▶ [GIVEN PROBLEM]:
Count the lines that hold the string "company". Reply with the number alone.

▶ [DATA FOR THIS EXERCISE]:
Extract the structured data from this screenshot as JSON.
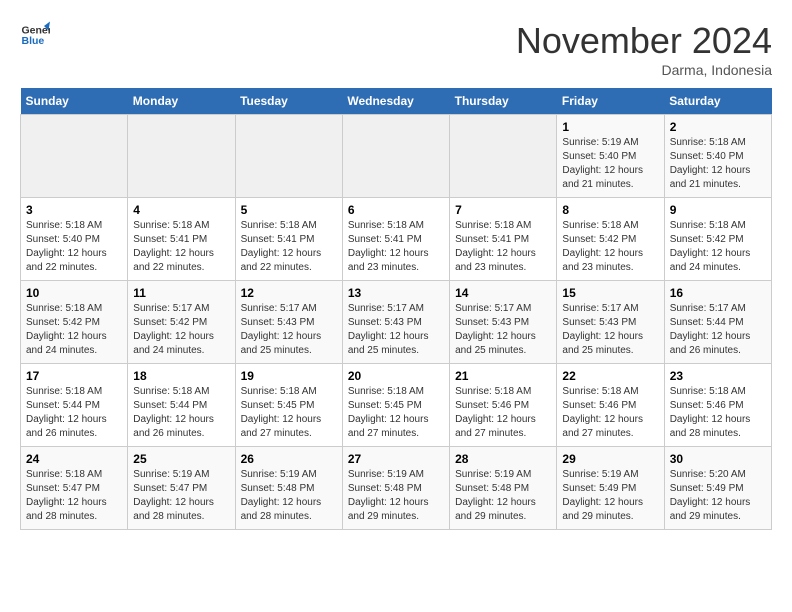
{
  "logo": {
    "line1": "General",
    "line2": "Blue"
  },
  "title": "November 2024",
  "subtitle": "Darma, Indonesia",
  "weekdays": [
    "Sunday",
    "Monday",
    "Tuesday",
    "Wednesday",
    "Thursday",
    "Friday",
    "Saturday"
  ],
  "weeks": [
    [
      {
        "day": "",
        "info": ""
      },
      {
        "day": "",
        "info": ""
      },
      {
        "day": "",
        "info": ""
      },
      {
        "day": "",
        "info": ""
      },
      {
        "day": "",
        "info": ""
      },
      {
        "day": "1",
        "info": "Sunrise: 5:19 AM\nSunset: 5:40 PM\nDaylight: 12 hours\nand 21 minutes."
      },
      {
        "day": "2",
        "info": "Sunrise: 5:18 AM\nSunset: 5:40 PM\nDaylight: 12 hours\nand 21 minutes."
      }
    ],
    [
      {
        "day": "3",
        "info": "Sunrise: 5:18 AM\nSunset: 5:40 PM\nDaylight: 12 hours\nand 22 minutes."
      },
      {
        "day": "4",
        "info": "Sunrise: 5:18 AM\nSunset: 5:41 PM\nDaylight: 12 hours\nand 22 minutes."
      },
      {
        "day": "5",
        "info": "Sunrise: 5:18 AM\nSunset: 5:41 PM\nDaylight: 12 hours\nand 22 minutes."
      },
      {
        "day": "6",
        "info": "Sunrise: 5:18 AM\nSunset: 5:41 PM\nDaylight: 12 hours\nand 23 minutes."
      },
      {
        "day": "7",
        "info": "Sunrise: 5:18 AM\nSunset: 5:41 PM\nDaylight: 12 hours\nand 23 minutes."
      },
      {
        "day": "8",
        "info": "Sunrise: 5:18 AM\nSunset: 5:42 PM\nDaylight: 12 hours\nand 23 minutes."
      },
      {
        "day": "9",
        "info": "Sunrise: 5:18 AM\nSunset: 5:42 PM\nDaylight: 12 hours\nand 24 minutes."
      }
    ],
    [
      {
        "day": "10",
        "info": "Sunrise: 5:18 AM\nSunset: 5:42 PM\nDaylight: 12 hours\nand 24 minutes."
      },
      {
        "day": "11",
        "info": "Sunrise: 5:17 AM\nSunset: 5:42 PM\nDaylight: 12 hours\nand 24 minutes."
      },
      {
        "day": "12",
        "info": "Sunrise: 5:17 AM\nSunset: 5:43 PM\nDaylight: 12 hours\nand 25 minutes."
      },
      {
        "day": "13",
        "info": "Sunrise: 5:17 AM\nSunset: 5:43 PM\nDaylight: 12 hours\nand 25 minutes."
      },
      {
        "day": "14",
        "info": "Sunrise: 5:17 AM\nSunset: 5:43 PM\nDaylight: 12 hours\nand 25 minutes."
      },
      {
        "day": "15",
        "info": "Sunrise: 5:17 AM\nSunset: 5:43 PM\nDaylight: 12 hours\nand 25 minutes."
      },
      {
        "day": "16",
        "info": "Sunrise: 5:17 AM\nSunset: 5:44 PM\nDaylight: 12 hours\nand 26 minutes."
      }
    ],
    [
      {
        "day": "17",
        "info": "Sunrise: 5:18 AM\nSunset: 5:44 PM\nDaylight: 12 hours\nand 26 minutes."
      },
      {
        "day": "18",
        "info": "Sunrise: 5:18 AM\nSunset: 5:44 PM\nDaylight: 12 hours\nand 26 minutes."
      },
      {
        "day": "19",
        "info": "Sunrise: 5:18 AM\nSunset: 5:45 PM\nDaylight: 12 hours\nand 27 minutes."
      },
      {
        "day": "20",
        "info": "Sunrise: 5:18 AM\nSunset: 5:45 PM\nDaylight: 12 hours\nand 27 minutes."
      },
      {
        "day": "21",
        "info": "Sunrise: 5:18 AM\nSunset: 5:46 PM\nDaylight: 12 hours\nand 27 minutes."
      },
      {
        "day": "22",
        "info": "Sunrise: 5:18 AM\nSunset: 5:46 PM\nDaylight: 12 hours\nand 27 minutes."
      },
      {
        "day": "23",
        "info": "Sunrise: 5:18 AM\nSunset: 5:46 PM\nDaylight: 12 hours\nand 28 minutes."
      }
    ],
    [
      {
        "day": "24",
        "info": "Sunrise: 5:18 AM\nSunset: 5:47 PM\nDaylight: 12 hours\nand 28 minutes."
      },
      {
        "day": "25",
        "info": "Sunrise: 5:19 AM\nSunset: 5:47 PM\nDaylight: 12 hours\nand 28 minutes."
      },
      {
        "day": "26",
        "info": "Sunrise: 5:19 AM\nSunset: 5:48 PM\nDaylight: 12 hours\nand 28 minutes."
      },
      {
        "day": "27",
        "info": "Sunrise: 5:19 AM\nSunset: 5:48 PM\nDaylight: 12 hours\nand 29 minutes."
      },
      {
        "day": "28",
        "info": "Sunrise: 5:19 AM\nSunset: 5:48 PM\nDaylight: 12 hours\nand 29 minutes."
      },
      {
        "day": "29",
        "info": "Sunrise: 5:19 AM\nSunset: 5:49 PM\nDaylight: 12 hours\nand 29 minutes."
      },
      {
        "day": "30",
        "info": "Sunrise: 5:20 AM\nSunset: 5:49 PM\nDaylight: 12 hours\nand 29 minutes."
      }
    ]
  ]
}
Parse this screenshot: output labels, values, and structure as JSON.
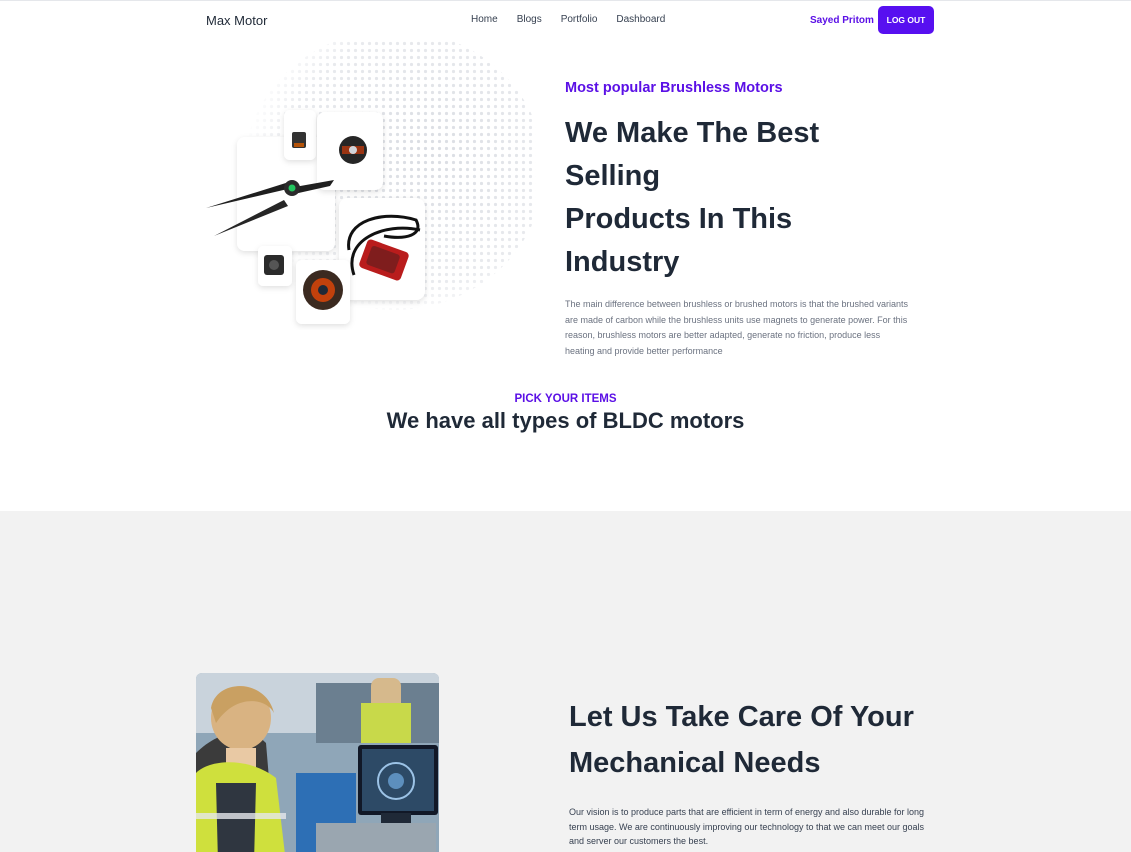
{
  "navbar": {
    "brand": "Max Motor",
    "links": [
      "Home",
      "Blogs",
      "Portfolio",
      "Dashboard"
    ],
    "user_name": "Sayed Pritom",
    "logout_label": "LOG OUT",
    "accent_color": "#5710f0"
  },
  "hero": {
    "kicker": "Most popular Brushless Motors",
    "title_line1": "We Make The Best Selling",
    "title_line2": "Products In This Industry",
    "description": "The main difference between brushless or brushed motors is that the brushed variants are made of carbon while the brushless units use magnets to generate power. For this reason, brushless motors are better adapted, generate no friction, produce less heating and provide better performance"
  },
  "pick": {
    "kicker": "PICK YOUR ITEMS",
    "title": "We have all types of BLDC motors"
  },
  "care": {
    "title_line1": "Let Us Take Care Of Your",
    "title_line2": "Mechanical Needs",
    "description": "Our vision is to produce parts that are efficient in term of energy and also durable for long term usage. We are continuously improving our technology to that we can meet our goals and server our customers the best."
  }
}
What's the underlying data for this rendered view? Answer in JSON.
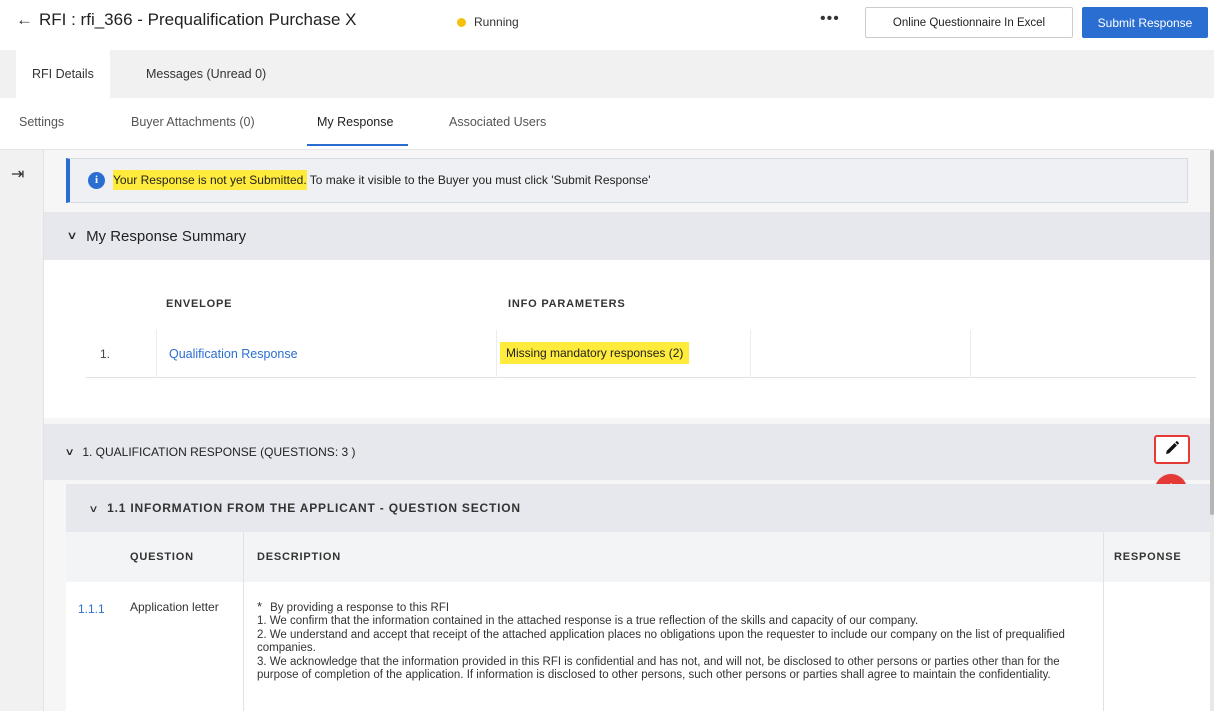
{
  "header": {
    "title": "RFI : rfi_366 - Prequalification Purchase X",
    "status": "Running",
    "more": "•••",
    "excel_button": "Online Questionnaire In Excel",
    "submit_button": "Submit Response",
    "status_color": "#f4c20d",
    "accent_color": "#2b6ed2"
  },
  "tabs_primary": [
    "RFI Details",
    "Messages (Unread 0)"
  ],
  "tabs_secondary": [
    "Settings",
    "Buyer Attachments (0)",
    "My Response",
    "Associated Users"
  ],
  "active_tab": "My Response",
  "info_banner": {
    "highlighted": "Your Response is not yet Submitted.",
    "rest": " To make it visible to the Buyer you must click 'Submit Response'"
  },
  "summary": {
    "title": "My Response Summary",
    "columns": [
      "ENVELOPE",
      "INFO PARAMETERS"
    ],
    "rows": [
      {
        "index": "1.",
        "envelope": "Qualification Response",
        "info": "Missing mandatory responses (2)"
      }
    ]
  },
  "qualification_section": {
    "title": "1. QUALIFICATION RESPONSE (QUESTIONS: 3 )",
    "edit_icon": "pencil-icon",
    "step_badge": "1",
    "subsection_title": "1.1  INFORMATION FROM THE APPLICANT - QUESTION SECTION",
    "columns": [
      "QUESTION",
      "DESCRIPTION",
      "RESPONSE"
    ],
    "questions": [
      {
        "number": "1.1.1",
        "name": "Application letter",
        "description_lines": [
          "By providing a response to this RFI",
          "1. We confirm that the information contained in the attached response is a true reflection of the skills and capacity of our company.",
          "2. We understand and accept that receipt of the attached application places no obligations upon the requester to include our company on the list of prequalified companies.",
          "3. We acknowledge that the information provided in this RFI is confidential and has not, and will not, be disclosed to other persons or parties other than for the purpose of completion of the application. If information is disclosed to other persons, such other persons or parties shall agree to maintain the confidentiality."
        ]
      }
    ]
  }
}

▶ [ANSWER TO THIS PROBLEM]:
2